** Exercise description **
Set down each line of the data below exactly as it stands, dropping the pictures.

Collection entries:
☆ ☆ ☆ ☆ ☆ ☆ ☆
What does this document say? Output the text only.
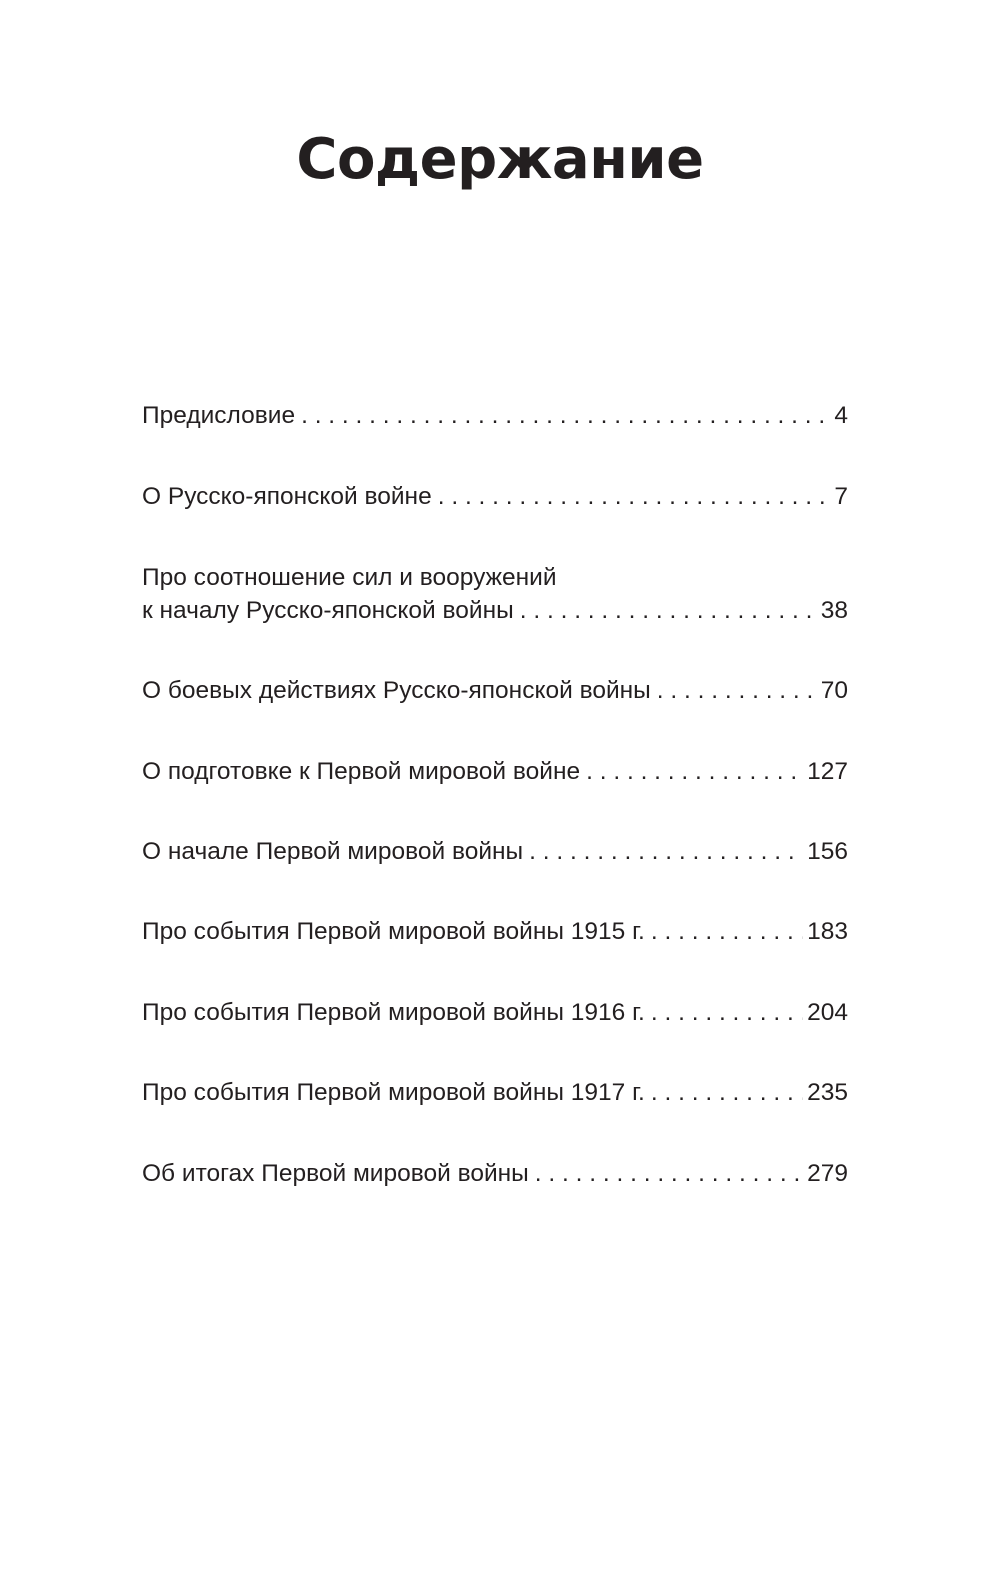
Содержание
Предисловие . . .	4
О Русско-японской войне . . .	7
Про соотношение сил и вооружений
к началу Русско-японской войны . . .	38
О боевых действиях Русско-японской войны . . .	70
О подготовке к Первой мировой войне . . .	127
О начале Первой мировой войны . . .	156
Про события Первой мировой войны 1915 г. . . .	183
Про события Первой мировой войны 1916 г. . . .	204
Про события Первой мировой войны 1917 г. . . .	235
Об итогах Первой мировой войны . . .	279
☆ ☆ ☆ ☆ ☆ ☆ ☆
** Written answer **
What does this document say? Output the text only.
Содержание
Предисловие . . .	4
О Русско-японской войне . . .	7
Про соотношение сил и вооружений
к началу Русско-японской войны . . .	38
О боевых действиях Русско-японской войны . . .	70
О подготовке к Первой мировой войне . . .	127
О начале Первой мировой войны . . .	156
Про события Первой мировой войны 1915 г. . . .	183
Про события Первой мировой войны 1916 г. . . .	204
Про события Первой мировой войны 1917 г. . . .	235
Об итогах Первой мировой войны . . .	279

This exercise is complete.